## Set exercise:
Copy out every one of the entries below word for word, with no changes.

[start of Task input]

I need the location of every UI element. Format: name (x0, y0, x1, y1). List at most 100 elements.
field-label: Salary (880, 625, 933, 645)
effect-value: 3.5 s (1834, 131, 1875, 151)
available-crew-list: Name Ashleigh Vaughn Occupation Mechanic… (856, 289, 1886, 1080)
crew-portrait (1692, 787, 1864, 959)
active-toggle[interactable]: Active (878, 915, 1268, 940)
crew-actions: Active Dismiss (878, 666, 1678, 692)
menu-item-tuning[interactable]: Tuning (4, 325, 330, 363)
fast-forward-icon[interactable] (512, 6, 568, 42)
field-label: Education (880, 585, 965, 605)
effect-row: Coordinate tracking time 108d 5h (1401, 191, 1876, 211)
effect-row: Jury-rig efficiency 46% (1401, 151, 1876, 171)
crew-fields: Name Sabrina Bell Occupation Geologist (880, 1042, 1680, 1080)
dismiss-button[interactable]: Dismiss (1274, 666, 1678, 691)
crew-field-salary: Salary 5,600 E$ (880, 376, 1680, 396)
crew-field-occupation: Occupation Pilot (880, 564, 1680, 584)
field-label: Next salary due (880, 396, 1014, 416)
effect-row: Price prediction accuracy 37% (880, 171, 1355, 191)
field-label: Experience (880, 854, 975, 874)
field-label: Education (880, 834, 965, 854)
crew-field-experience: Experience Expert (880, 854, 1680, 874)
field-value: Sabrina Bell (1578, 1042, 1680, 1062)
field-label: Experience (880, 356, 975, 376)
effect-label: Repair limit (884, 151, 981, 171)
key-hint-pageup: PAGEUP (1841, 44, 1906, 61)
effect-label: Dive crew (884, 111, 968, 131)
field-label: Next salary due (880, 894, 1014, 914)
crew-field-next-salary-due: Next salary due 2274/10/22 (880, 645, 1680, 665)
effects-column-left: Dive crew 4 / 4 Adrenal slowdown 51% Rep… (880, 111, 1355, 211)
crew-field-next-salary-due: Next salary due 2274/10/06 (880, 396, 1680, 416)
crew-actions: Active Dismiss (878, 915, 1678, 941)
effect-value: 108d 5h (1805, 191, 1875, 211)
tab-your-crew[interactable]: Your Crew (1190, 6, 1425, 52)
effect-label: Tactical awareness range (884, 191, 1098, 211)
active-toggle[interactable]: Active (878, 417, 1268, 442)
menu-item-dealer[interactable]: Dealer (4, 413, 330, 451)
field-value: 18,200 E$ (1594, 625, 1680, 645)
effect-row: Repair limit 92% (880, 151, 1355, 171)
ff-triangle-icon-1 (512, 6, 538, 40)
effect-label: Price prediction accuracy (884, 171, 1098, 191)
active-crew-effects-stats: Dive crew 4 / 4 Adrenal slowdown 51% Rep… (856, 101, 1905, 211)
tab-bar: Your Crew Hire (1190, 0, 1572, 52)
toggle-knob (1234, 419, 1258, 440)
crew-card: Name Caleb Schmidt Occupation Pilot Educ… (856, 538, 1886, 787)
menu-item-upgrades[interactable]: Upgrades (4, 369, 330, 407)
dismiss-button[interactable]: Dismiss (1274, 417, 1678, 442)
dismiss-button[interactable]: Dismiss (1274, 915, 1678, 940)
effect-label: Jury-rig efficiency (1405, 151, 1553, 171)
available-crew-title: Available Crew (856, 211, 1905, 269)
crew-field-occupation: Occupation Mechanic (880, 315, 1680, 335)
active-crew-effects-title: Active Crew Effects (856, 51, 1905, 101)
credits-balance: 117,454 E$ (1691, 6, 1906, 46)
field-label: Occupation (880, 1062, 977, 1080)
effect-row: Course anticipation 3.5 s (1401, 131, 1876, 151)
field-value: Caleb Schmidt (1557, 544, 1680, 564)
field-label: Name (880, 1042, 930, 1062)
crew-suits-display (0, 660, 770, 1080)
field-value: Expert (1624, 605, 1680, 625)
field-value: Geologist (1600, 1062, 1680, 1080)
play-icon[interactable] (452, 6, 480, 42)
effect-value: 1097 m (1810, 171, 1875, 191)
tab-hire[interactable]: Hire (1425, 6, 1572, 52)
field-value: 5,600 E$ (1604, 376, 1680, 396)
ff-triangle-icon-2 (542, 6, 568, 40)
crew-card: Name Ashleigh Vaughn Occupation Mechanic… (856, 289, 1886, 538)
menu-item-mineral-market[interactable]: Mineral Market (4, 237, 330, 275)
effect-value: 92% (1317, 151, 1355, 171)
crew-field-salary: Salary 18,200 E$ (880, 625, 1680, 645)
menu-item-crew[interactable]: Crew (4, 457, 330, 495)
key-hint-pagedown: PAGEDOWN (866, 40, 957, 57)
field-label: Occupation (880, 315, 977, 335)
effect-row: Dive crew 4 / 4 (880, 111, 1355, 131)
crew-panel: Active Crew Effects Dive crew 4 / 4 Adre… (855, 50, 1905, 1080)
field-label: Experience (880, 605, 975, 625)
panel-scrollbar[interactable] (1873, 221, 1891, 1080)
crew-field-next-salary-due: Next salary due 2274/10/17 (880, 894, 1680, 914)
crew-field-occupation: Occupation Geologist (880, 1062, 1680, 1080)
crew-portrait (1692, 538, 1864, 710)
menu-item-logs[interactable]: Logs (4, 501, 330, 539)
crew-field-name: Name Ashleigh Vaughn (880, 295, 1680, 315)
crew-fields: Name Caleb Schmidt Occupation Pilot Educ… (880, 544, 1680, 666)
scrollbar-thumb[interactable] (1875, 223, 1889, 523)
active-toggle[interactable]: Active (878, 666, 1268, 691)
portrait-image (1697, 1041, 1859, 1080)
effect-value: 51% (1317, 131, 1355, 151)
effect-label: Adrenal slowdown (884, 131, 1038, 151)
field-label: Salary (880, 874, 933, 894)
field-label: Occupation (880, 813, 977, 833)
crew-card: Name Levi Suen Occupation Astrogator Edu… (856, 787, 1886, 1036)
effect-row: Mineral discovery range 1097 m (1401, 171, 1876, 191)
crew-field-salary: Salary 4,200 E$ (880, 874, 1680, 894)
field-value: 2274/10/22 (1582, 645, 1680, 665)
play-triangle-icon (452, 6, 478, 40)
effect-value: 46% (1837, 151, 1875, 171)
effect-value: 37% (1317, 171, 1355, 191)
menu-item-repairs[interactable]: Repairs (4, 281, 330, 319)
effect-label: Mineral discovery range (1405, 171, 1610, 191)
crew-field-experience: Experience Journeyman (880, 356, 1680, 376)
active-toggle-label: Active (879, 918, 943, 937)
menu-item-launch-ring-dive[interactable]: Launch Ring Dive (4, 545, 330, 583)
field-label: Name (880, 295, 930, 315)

[end of Task input]

## Final result:
I need the location of every UI element. Format: name (x0, y0, x1, y1). List at most 100 elements.
field-label: Salary (880, 625, 933, 645)
effect-value: 3.5 s (1834, 131, 1875, 151)
available-crew-list: Name Ashleigh Vaughn Occupation Mechanic… (856, 289, 1886, 1080)
crew-portrait (1692, 787, 1864, 959)
active-toggle[interactable]: Active (878, 915, 1268, 940)
crew-actions: Active Dismiss (878, 666, 1678, 692)
menu-item-tuning[interactable]: Tuning (4, 325, 330, 363)
fast-forward-icon[interactable] (512, 6, 568, 42)
field-label: Education (880, 585, 965, 605)
effect-row: Coordinate tracking time 108d 5h (1401, 191, 1876, 211)
effect-row: Jury-rig efficiency 46% (1401, 151, 1876, 171)
crew-fields: Name Sabrina Bell Occupation Geologist (880, 1042, 1680, 1080)
dismiss-button[interactable]: Dismiss (1274, 666, 1678, 691)
crew-field-salary: Salary 5,600 E$ (880, 376, 1680, 396)
crew-field-occupation: Occupation Pilot (880, 564, 1680, 584)
field-label: Next salary due (880, 396, 1014, 416)
effect-row: Price prediction accuracy 37% (880, 171, 1355, 191)
field-label: Experience (880, 854, 975, 874)
field-label: Education (880, 834, 965, 854)
crew-field-experience: Experience Expert (880, 854, 1680, 874)
field-value: Sabrina Bell (1578, 1042, 1680, 1062)
field-label: Experience (880, 356, 975, 376)
effect-label: Repair limit (884, 151, 981, 171)
key-hint-pageup: PAGEUP (1841, 44, 1906, 61)
effect-label: Dive crew (884, 111, 968, 131)
field-label: Next salary due (880, 894, 1014, 914)
crew-field-next-salary-due: Next salary due 2274/10/22 (880, 645, 1680, 665)
effects-column-left: Dive crew 4 / 4 Adrenal slowdown 51% Rep… (880, 111, 1355, 211)
crew-field-next-salary-due: Next salary due 2274/10/06 (880, 396, 1680, 416)
crew-actions: Active Dismiss (878, 915, 1678, 941)
effect-value: 108d 5h (1805, 191, 1875, 211)
tab-your-crew[interactable]: Your Crew (1190, 6, 1425, 52)
effect-label: Tactical awareness range (884, 191, 1098, 211)
active-toggle[interactable]: Active (878, 417, 1268, 442)
menu-item-dealer[interactable]: Dealer (4, 413, 330, 451)
field-value: 18,200 E$ (1594, 625, 1680, 645)
effect-row: Repair limit 92% (880, 151, 1355, 171)
ff-triangle-icon-1 (512, 6, 538, 40)
effect-label: Price prediction accuracy (884, 171, 1098, 191)
active-crew-effects-stats: Dive crew 4 / 4 Adrenal slowdown 51% Rep… (856, 101, 1905, 211)
tab-bar: Your Crew Hire (1190, 0, 1572, 52)
toggle-knob (1234, 419, 1258, 440)
crew-card: Name Caleb Schmidt Occupation Pilot Educ… (856, 538, 1886, 787)
menu-item-upgrades[interactable]: Upgrades (4, 369, 330, 407)
dismiss-button[interactable]: Dismiss (1274, 417, 1678, 442)
dismiss-button[interactable]: Dismiss (1274, 915, 1678, 940)
effect-label: Jury-rig efficiency (1405, 151, 1553, 171)
available-crew-title: Available Crew (856, 211, 1905, 269)
crew-field-occupation: Occupation Mechanic (880, 315, 1680, 335)
active-crew-effects-title: Active Crew Effects (856, 51, 1905, 101)
credits-balance: 117,454 E$ (1691, 6, 1906, 46)
field-label: Occupation (880, 1062, 977, 1080)
effect-row: Course anticipation 3.5 s (1401, 131, 1876, 151)
field-value: Caleb Schmidt (1557, 544, 1680, 564)
field-label: Name (880, 1042, 930, 1062)
crew-suits-display (0, 660, 770, 1080)
field-value: Expert (1624, 605, 1680, 625)
field-value: Geologist (1600, 1062, 1680, 1080)
play-icon[interactable] (452, 6, 480, 42)
effect-value: 1097 m (1810, 171, 1875, 191)
tab-hire[interactable]: Hire (1425, 6, 1572, 52)
field-value: 5,600 E$ (1604, 376, 1680, 396)
ff-triangle-icon-2 (542, 6, 568, 40)
crew-card: Name Ashleigh Vaughn Occupation Mechanic… (856, 289, 1886, 538)
menu-item-mineral-market[interactable]: Mineral Market (4, 237, 330, 275)
effect-value: 92% (1317, 151, 1355, 171)
crew-field-salary: Salary 18,200 E$ (880, 625, 1680, 645)
menu-item-crew[interactable]: Crew (4, 457, 330, 495)
key-hint-pagedown: PAGEDOWN (866, 40, 957, 57)
field-label: Occupation (880, 315, 977, 335)
effect-row: Dive crew 4 / 4 (880, 111, 1355, 131)
crew-panel: Active Crew Effects Dive crew 4 / 4 Adre… (855, 50, 1905, 1080)
field-label: Experience (880, 605, 975, 625)
panel-scrollbar[interactable] (1873, 221, 1891, 1080)
crew-field-next-salary-due: Next salary due 2274/10/17 (880, 894, 1680, 914)
crew-field-occupation: Occupation Geologist (880, 1062, 1680, 1080)
crew-portrait (1692, 538, 1864, 710)
menu-item-logs[interactable]: Logs (4, 501, 330, 539)
crew-field-name: Name Ashleigh Vaughn (880, 295, 1680, 315)
crew-fields: Name Caleb Schmidt Occupation Pilot Educ… (880, 544, 1680, 666)
scrollbar-thumb[interactable] (1875, 223, 1889, 523)
active-toggle[interactable]: Active (878, 666, 1268, 691)
portrait-image (1697, 1041, 1859, 1080)
effect-value: 51% (1317, 131, 1355, 151)
effect-label: Adrenal slowdown (884, 131, 1038, 151)
field-label: Salary (880, 874, 933, 894)
field-label: Occupation (880, 813, 977, 833)
crew-card: Name Levi Suen Occupation Astrogator Edu… (856, 787, 1886, 1036)
effect-row: Mineral discovery range 1097 m (1401, 171, 1876, 191)
crew-field-salary: Salary 4,200 E$ (880, 874, 1680, 894)
field-value: 2274/10/22 (1582, 645, 1680, 665)
play-triangle-icon (452, 6, 478, 40)
effect-value: 46% (1837, 151, 1875, 171)
effect-value: 37% (1317, 171, 1355, 191)
menu-item-repairs[interactable]: Repairs (4, 281, 330, 319)
effect-label: Mineral discovery range (1405, 171, 1610, 191)
crew-field-experience: Experience Journeyman (880, 356, 1680, 376)
active-toggle-label: Active (879, 918, 943, 937)
menu-item-launch-ring-dive[interactable]: Launch Ring Dive (4, 545, 330, 583)
field-label: Name (880, 295, 930, 315)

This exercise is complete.